In the data, extract each line that holds the string "name".

>> Begin Excerpted records

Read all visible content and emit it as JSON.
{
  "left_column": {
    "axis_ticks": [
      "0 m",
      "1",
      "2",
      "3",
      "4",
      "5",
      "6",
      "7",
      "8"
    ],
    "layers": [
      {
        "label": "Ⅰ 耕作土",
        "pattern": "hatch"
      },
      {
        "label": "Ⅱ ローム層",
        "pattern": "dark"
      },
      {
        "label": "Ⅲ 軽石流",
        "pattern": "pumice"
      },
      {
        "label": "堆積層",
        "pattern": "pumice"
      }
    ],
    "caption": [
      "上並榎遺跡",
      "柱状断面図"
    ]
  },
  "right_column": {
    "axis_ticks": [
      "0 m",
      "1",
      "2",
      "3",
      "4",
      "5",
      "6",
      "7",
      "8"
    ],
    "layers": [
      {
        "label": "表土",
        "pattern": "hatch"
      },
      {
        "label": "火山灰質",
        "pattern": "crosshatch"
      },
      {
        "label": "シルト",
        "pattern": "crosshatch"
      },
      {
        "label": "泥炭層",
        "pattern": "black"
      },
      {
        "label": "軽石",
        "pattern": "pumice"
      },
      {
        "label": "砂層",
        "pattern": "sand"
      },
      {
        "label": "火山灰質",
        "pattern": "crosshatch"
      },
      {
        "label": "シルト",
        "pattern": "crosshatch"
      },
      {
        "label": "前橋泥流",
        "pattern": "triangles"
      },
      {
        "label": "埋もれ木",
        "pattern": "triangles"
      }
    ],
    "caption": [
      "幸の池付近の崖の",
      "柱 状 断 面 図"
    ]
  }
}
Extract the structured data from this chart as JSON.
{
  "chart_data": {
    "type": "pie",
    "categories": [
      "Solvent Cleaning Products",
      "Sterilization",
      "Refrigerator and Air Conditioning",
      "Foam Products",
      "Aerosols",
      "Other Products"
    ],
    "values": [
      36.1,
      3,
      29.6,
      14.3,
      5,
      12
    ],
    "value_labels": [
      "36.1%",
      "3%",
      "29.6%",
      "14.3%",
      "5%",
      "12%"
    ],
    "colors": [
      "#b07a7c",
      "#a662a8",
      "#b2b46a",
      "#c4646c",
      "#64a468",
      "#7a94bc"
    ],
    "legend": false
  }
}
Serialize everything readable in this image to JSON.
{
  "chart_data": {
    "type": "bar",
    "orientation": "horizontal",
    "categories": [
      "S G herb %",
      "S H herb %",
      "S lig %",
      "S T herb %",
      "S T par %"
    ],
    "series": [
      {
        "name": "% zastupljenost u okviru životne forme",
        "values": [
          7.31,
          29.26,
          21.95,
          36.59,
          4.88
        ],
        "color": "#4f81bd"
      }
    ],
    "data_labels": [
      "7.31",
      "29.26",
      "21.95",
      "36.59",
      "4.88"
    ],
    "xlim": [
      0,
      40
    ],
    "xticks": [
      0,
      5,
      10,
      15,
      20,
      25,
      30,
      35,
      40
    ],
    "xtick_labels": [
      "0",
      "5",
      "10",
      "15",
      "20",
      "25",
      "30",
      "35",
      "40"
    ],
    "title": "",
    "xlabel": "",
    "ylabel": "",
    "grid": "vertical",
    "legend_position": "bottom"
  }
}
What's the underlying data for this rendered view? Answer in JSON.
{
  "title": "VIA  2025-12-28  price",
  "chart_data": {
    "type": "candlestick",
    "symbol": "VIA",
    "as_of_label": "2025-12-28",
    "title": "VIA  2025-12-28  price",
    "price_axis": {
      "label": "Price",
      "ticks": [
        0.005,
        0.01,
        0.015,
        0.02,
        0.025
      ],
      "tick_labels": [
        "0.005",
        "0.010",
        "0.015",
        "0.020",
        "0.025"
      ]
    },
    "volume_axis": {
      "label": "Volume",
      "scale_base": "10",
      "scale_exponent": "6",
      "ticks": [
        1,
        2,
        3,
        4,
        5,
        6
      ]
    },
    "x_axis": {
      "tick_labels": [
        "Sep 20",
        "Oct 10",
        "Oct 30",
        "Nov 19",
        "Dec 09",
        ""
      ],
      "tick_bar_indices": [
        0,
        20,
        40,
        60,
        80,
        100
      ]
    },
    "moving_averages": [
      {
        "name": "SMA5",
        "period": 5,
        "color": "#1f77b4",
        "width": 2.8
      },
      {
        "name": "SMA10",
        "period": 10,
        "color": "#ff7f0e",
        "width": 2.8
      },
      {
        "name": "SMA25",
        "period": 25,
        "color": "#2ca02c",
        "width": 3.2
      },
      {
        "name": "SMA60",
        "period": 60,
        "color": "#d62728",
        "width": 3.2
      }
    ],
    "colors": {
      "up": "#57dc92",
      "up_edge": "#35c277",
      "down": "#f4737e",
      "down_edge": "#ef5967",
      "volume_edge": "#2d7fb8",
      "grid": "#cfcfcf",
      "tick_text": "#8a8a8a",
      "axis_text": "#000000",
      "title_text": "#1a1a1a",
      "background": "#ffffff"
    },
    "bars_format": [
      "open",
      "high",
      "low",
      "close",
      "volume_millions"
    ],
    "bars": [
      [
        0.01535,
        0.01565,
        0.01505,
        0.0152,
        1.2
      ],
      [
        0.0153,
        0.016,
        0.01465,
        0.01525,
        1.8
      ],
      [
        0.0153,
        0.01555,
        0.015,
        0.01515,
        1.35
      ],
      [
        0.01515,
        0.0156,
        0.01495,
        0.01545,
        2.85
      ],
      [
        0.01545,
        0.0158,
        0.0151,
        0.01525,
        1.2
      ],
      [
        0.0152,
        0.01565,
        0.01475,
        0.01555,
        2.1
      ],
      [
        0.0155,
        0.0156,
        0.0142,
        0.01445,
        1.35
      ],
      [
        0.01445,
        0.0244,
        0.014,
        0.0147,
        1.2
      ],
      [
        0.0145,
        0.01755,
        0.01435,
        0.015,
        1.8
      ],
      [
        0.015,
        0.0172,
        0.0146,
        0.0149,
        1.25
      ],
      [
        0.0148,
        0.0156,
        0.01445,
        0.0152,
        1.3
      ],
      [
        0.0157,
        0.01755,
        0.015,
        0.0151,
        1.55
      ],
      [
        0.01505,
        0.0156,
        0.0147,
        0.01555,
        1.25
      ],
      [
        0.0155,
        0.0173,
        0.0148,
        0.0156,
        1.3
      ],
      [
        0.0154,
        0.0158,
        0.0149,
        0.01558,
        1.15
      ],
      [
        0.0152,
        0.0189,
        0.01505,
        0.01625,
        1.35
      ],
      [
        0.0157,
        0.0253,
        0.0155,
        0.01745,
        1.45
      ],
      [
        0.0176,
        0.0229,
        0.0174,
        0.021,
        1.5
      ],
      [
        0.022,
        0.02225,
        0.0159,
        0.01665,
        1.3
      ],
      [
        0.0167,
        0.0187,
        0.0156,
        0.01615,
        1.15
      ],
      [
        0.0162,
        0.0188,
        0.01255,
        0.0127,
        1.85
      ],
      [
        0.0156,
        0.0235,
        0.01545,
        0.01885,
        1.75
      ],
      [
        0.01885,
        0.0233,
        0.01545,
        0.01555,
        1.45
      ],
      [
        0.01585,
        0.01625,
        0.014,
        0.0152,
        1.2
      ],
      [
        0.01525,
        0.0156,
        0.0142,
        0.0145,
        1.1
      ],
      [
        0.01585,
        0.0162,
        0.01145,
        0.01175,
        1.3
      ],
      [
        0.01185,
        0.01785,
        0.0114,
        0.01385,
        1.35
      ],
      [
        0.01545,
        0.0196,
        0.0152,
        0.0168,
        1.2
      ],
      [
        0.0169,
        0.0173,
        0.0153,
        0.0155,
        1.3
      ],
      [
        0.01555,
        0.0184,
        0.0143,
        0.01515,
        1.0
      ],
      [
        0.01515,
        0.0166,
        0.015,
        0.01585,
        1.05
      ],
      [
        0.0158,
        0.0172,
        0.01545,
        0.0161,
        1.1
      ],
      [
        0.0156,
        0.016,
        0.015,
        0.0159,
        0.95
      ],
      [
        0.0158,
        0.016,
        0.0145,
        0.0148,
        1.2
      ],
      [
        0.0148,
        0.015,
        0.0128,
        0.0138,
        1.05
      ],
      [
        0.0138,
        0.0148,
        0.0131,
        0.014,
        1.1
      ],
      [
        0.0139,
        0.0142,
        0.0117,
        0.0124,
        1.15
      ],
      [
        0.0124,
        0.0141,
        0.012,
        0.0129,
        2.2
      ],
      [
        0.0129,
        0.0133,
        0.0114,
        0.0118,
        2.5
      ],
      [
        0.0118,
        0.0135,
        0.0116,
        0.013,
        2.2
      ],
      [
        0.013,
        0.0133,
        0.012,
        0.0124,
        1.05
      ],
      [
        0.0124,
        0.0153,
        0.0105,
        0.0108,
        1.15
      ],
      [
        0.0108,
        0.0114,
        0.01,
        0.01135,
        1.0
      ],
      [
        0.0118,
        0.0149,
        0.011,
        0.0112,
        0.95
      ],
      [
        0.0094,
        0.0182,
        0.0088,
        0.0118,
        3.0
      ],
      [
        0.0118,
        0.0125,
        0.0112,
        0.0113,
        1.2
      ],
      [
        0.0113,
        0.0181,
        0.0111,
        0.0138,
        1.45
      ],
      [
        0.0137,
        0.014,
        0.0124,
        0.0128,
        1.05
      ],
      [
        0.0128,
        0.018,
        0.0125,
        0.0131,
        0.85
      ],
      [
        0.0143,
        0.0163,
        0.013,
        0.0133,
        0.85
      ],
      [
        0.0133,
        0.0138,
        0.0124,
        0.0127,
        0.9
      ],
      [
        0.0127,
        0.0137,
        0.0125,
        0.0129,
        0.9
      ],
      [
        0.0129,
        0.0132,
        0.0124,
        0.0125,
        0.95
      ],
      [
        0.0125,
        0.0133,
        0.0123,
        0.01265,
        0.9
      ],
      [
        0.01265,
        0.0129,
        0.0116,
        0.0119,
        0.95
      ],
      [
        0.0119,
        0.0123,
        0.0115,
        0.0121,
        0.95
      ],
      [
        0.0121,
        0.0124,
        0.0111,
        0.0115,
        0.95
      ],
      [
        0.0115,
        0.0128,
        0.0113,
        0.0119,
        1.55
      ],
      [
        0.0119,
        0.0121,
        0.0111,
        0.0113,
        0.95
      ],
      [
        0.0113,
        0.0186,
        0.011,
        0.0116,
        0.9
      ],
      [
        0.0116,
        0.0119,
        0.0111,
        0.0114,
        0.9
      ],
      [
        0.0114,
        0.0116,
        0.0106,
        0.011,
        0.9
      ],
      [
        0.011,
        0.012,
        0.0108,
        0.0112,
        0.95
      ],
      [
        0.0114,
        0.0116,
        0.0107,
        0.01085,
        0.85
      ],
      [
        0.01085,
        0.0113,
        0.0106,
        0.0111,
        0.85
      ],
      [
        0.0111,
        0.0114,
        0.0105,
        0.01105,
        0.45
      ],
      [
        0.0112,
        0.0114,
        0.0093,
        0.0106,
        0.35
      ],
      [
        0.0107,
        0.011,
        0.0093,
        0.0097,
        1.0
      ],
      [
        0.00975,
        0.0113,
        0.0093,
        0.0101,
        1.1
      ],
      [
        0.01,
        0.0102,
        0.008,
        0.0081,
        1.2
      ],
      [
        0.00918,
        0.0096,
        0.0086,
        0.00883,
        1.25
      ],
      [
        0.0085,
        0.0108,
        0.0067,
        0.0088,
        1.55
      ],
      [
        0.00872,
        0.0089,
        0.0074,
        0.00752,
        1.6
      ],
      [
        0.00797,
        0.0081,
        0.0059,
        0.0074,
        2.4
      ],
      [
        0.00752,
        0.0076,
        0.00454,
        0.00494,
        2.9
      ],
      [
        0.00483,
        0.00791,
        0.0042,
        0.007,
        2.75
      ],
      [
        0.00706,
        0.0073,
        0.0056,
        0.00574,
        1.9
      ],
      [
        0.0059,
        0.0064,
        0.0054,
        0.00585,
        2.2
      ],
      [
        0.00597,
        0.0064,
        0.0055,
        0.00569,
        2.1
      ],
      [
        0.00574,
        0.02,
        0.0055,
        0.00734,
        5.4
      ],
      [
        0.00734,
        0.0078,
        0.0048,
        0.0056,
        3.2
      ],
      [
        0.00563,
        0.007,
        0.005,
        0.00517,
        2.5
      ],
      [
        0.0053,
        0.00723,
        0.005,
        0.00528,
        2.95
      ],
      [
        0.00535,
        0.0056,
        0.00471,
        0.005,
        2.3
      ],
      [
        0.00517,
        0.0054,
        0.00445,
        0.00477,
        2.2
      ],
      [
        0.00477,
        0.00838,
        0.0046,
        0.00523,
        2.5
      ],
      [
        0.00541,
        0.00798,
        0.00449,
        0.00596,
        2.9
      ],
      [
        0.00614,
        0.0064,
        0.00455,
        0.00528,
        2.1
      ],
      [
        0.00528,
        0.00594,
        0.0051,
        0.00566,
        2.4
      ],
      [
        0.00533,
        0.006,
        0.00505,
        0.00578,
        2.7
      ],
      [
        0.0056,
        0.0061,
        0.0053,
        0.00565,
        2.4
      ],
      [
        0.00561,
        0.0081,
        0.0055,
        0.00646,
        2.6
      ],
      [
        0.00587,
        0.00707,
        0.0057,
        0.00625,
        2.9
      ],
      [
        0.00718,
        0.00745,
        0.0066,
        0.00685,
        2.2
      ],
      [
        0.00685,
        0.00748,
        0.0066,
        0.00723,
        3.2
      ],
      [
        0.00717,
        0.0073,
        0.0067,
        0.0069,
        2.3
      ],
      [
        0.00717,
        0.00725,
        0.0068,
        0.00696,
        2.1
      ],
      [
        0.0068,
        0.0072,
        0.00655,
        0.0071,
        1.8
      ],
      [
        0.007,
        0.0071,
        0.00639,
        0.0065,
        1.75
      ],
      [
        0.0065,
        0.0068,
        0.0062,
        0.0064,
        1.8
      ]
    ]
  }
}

>> End Excerpted records

Solution for this problem ▸
        "name": "% zastupljenost u okviru životne forme",
        "name": "SMA5",
        "name": "SMA10",
        "name": "SMA25",
        "name": "SMA60",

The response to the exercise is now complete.